### [WORK TO DO]
In the material below, find every line with "电解水实验中正极产生的氧气" and pull it out.

### [Recorded data]
________________________
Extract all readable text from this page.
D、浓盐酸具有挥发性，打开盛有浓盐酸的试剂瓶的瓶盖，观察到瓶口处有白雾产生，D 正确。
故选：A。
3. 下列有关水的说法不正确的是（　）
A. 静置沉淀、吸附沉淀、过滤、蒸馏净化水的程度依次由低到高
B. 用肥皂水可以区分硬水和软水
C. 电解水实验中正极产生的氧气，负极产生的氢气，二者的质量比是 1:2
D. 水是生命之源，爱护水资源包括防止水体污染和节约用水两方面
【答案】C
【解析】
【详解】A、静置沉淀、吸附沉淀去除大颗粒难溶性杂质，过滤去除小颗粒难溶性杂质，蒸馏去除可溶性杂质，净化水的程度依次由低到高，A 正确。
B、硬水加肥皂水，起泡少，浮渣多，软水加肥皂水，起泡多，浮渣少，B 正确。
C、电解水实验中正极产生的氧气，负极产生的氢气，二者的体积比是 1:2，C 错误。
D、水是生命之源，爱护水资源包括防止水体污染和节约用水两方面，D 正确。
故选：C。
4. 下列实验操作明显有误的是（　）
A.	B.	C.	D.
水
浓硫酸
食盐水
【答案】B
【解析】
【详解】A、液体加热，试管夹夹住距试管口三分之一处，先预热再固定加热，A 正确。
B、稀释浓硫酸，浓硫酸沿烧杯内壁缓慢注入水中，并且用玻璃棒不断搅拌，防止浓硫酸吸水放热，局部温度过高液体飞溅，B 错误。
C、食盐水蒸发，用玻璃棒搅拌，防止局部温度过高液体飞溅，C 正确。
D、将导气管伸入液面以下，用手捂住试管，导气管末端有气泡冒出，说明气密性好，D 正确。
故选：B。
________________________
### [REPLY]
C. 电解水实验中正极产生的氧气，负极产生的氢气，二者的质量比是 1:2
C、电解水实验中正极产生的氧气，负极产生的氢气，二者的体积比是 1:2，C 错误。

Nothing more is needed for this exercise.